* **PROBLEM TO WORK ON**:
Collect all lines below with the string "value".

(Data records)
○ ○ ○

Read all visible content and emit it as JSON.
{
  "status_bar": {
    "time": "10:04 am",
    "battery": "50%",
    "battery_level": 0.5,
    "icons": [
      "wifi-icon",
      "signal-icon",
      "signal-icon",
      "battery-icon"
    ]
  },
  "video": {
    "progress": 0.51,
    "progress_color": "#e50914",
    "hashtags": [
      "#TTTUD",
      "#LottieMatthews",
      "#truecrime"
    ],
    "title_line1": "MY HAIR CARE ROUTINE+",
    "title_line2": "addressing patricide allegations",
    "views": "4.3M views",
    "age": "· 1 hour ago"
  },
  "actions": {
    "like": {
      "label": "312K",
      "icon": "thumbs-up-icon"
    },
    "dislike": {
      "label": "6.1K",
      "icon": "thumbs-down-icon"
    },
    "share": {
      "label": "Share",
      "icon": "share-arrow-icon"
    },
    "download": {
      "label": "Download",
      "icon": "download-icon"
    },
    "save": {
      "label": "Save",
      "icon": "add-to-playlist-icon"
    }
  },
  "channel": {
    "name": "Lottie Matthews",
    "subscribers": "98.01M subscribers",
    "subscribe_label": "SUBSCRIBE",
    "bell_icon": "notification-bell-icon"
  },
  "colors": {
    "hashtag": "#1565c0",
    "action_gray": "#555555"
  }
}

○ ○ ○

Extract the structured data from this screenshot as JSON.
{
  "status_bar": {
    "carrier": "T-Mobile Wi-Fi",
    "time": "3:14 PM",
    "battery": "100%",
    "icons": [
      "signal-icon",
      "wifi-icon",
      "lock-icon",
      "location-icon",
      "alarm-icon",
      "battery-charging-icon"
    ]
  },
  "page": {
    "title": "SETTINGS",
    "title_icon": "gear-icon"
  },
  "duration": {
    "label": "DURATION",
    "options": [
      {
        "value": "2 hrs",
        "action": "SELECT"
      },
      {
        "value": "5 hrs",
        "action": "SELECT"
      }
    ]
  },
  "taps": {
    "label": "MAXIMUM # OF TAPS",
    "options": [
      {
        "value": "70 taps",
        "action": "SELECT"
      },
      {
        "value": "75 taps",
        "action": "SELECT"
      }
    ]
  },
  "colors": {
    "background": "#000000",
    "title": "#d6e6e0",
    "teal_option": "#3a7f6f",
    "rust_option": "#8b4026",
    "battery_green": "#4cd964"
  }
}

○ ○ ○

* **ANSWER TO THIS PROBLEM**:
        "value": "2 hrs",
        "value": "5 hrs",
        "value": "70 taps",
        "value": "75 taps",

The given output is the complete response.